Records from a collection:
---
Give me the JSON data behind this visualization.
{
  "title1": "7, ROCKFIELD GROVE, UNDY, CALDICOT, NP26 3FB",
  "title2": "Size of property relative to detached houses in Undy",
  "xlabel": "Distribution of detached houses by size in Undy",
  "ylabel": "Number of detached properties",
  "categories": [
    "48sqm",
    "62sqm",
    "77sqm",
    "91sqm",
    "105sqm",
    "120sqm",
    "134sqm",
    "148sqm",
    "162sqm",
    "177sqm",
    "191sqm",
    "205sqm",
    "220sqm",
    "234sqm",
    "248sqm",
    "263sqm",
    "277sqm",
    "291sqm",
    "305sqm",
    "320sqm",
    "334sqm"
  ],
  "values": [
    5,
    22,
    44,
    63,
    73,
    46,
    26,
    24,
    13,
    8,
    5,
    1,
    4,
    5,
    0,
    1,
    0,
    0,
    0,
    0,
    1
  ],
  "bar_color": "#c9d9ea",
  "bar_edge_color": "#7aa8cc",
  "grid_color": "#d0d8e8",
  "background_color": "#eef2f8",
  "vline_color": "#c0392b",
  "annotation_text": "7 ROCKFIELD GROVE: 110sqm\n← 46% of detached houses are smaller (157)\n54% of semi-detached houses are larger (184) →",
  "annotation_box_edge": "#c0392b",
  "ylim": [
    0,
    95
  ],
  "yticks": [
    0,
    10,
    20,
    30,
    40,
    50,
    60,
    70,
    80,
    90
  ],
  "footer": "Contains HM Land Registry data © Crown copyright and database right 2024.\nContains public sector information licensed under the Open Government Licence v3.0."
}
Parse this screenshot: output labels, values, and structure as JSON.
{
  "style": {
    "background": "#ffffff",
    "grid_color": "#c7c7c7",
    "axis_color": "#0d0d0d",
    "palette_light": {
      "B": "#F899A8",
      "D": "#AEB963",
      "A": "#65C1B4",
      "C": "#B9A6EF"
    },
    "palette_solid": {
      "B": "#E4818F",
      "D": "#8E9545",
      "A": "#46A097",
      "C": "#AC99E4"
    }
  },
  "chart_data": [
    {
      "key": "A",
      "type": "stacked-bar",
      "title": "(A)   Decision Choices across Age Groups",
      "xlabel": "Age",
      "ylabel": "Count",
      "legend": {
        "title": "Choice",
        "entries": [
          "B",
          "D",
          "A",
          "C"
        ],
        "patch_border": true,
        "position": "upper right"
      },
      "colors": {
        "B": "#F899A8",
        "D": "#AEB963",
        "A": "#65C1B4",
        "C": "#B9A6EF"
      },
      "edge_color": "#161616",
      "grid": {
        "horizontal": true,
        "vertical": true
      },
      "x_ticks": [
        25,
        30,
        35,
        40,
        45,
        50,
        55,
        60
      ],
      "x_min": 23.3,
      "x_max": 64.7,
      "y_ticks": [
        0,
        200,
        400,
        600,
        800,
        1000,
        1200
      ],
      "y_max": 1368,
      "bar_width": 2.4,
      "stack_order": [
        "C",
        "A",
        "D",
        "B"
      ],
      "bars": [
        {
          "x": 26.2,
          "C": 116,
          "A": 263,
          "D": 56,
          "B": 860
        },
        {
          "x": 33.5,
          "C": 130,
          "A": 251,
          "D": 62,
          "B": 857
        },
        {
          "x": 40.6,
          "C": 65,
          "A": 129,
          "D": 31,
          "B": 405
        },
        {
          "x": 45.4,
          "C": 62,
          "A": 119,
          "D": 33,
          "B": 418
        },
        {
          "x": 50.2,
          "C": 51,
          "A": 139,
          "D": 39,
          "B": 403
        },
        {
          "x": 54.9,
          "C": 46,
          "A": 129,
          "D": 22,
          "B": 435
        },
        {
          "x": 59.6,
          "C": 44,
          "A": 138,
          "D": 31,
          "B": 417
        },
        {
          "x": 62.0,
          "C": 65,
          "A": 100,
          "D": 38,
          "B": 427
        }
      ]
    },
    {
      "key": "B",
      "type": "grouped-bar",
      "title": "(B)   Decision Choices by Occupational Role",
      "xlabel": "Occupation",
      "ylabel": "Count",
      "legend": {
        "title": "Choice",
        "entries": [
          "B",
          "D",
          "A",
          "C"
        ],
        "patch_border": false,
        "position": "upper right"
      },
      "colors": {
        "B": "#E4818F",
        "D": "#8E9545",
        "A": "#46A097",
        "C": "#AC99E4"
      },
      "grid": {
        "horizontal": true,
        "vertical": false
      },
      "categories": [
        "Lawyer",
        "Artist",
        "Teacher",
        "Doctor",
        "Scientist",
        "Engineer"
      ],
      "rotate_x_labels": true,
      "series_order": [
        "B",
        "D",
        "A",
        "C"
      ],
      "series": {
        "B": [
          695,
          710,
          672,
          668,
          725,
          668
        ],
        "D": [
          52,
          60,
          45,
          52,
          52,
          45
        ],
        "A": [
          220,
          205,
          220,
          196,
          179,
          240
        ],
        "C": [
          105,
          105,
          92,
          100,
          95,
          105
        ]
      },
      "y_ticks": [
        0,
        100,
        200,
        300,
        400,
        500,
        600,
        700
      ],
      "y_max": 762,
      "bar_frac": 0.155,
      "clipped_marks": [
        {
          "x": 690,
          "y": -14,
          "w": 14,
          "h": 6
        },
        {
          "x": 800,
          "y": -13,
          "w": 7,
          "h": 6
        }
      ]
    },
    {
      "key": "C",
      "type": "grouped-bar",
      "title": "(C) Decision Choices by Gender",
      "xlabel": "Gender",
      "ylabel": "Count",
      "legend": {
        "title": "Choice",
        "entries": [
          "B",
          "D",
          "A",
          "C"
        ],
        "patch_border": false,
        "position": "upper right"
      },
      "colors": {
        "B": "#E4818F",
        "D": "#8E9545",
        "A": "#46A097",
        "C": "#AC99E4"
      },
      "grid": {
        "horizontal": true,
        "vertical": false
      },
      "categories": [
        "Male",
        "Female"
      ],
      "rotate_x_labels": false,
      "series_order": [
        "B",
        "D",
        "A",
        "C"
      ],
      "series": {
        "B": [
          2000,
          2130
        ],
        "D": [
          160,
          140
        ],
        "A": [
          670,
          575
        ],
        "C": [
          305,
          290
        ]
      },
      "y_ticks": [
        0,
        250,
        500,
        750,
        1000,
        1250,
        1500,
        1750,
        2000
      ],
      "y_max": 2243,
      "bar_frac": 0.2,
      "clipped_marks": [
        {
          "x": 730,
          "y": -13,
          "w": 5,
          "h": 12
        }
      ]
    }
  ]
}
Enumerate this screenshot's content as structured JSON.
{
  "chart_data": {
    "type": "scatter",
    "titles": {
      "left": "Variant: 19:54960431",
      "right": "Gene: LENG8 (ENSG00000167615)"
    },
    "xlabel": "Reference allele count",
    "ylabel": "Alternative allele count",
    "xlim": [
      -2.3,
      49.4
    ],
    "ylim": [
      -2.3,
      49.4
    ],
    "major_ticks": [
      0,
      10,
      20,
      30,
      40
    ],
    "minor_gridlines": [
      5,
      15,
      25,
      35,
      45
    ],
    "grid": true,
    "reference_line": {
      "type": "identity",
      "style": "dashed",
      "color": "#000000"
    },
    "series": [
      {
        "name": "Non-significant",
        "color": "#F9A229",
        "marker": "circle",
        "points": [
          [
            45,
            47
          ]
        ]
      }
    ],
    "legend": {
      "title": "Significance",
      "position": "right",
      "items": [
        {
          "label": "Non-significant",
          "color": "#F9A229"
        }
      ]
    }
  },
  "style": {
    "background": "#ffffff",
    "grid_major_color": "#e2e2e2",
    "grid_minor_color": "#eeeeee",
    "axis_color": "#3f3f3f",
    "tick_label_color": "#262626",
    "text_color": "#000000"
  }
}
---
_What you are asked to do:_ Using the records above, please retype only the run of lines from the line holding "Enumerate this screenshot's" through the last line, both ends included.

_Reply:_
Enumerate this screenshot's content as structured JSON.
{
  "chart_data": {
    "type": "scatter",
    "titles": {
      "left": "Variant: 19:54960431",
      "right": "Gene: LENG8 (ENSG00000167615)"
    },
    "xlabel": "Reference allele count",
    "ylabel": "Alternative allele count",
    "xlim": [
      -2.3,
      49.4
    ],
    "ylim": [
      -2.3,
      49.4
    ],
    "major_ticks": [
      0,
      10,
      20,
      30,
      40
    ],
    "minor_gridlines": [
      5,
      15,
      25,
      35,
      45
    ],
    "grid": true,
    "reference_line": {
      "type": "identity",
      "style": "dashed",
      "color": "#000000"
    },
    "series": [
      {
        "name": "Non-significant",
        "color": "#F9A229",
        "marker": "circle",
        "points": [
          [
            45,
            47
          ]
        ]
      }
    ],
    "legend": {
      "title": "Significance",
      "position": "right",
      "items": [
        {
          "label": "Non-significant",
          "color": "#F9A229"
        }
      ]
    }
  },
  "style": {
    "background": "#ffffff",
    "grid_major_color": "#e2e2e2",
    "grid_minor_color": "#eeeeee",
    "axis_color": "#3f3f3f",
    "tick_label_color": "#262626",
    "text_color": "#000000"
  }
}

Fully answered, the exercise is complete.